------ Data provided
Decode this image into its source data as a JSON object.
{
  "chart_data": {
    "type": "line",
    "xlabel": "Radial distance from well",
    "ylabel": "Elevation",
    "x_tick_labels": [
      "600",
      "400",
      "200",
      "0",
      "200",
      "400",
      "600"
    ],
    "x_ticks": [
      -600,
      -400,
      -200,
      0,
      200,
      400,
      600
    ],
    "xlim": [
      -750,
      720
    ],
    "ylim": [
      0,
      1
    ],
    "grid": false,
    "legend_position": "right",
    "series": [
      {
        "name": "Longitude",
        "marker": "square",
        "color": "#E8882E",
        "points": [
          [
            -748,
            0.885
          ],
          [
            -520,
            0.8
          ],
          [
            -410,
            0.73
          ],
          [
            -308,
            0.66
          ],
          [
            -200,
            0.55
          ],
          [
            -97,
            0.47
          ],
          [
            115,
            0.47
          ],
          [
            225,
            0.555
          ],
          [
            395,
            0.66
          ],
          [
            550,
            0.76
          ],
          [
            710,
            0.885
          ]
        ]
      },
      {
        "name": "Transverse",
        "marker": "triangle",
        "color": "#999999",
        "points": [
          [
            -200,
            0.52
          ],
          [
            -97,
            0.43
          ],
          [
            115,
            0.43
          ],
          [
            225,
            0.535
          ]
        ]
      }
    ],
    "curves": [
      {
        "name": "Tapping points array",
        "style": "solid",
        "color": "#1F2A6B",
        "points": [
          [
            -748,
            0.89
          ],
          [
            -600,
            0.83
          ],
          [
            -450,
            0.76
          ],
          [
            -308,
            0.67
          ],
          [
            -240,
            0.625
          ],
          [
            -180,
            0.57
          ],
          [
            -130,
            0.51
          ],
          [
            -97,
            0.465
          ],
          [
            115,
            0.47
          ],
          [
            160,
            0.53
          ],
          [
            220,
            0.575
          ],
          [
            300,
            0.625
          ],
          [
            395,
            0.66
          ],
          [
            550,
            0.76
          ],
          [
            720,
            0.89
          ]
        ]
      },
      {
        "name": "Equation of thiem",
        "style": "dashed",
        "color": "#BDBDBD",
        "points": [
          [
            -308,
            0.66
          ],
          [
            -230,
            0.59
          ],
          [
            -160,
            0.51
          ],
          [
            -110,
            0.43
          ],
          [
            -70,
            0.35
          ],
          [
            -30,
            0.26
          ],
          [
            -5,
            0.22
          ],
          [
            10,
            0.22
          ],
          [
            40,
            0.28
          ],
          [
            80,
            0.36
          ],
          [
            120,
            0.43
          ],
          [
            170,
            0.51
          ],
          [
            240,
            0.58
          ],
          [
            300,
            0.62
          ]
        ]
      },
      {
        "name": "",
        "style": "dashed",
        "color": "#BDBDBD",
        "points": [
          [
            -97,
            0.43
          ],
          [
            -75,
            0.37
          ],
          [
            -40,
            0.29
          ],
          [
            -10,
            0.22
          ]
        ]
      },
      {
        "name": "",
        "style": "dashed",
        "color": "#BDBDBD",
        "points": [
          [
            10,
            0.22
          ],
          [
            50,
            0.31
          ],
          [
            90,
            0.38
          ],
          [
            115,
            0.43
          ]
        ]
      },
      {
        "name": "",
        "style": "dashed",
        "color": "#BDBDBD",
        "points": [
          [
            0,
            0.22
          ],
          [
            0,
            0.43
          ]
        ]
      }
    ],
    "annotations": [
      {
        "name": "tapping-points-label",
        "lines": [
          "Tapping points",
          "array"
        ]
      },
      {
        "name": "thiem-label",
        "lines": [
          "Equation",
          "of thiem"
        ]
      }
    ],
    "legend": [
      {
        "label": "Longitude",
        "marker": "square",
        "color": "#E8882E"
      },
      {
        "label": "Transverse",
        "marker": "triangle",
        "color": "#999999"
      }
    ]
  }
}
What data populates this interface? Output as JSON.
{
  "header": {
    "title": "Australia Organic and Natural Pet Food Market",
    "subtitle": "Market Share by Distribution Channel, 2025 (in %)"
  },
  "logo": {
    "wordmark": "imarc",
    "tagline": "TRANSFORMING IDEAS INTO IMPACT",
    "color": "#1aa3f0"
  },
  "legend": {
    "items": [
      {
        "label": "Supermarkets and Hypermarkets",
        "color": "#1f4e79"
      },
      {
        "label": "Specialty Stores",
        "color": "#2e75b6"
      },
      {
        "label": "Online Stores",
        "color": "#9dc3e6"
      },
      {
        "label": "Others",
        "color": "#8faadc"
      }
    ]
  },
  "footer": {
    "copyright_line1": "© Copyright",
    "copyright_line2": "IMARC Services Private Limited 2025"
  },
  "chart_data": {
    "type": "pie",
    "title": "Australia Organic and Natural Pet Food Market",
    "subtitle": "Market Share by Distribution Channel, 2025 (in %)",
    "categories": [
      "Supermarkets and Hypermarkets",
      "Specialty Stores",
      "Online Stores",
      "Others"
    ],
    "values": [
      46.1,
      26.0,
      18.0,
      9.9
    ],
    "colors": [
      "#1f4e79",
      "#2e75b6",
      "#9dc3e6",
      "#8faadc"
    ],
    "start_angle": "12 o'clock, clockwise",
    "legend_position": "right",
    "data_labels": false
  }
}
------------
* _Given instruction_: Work out how many lines of the listing above include the word "subtitle". Report only the number.

* _Result_: 2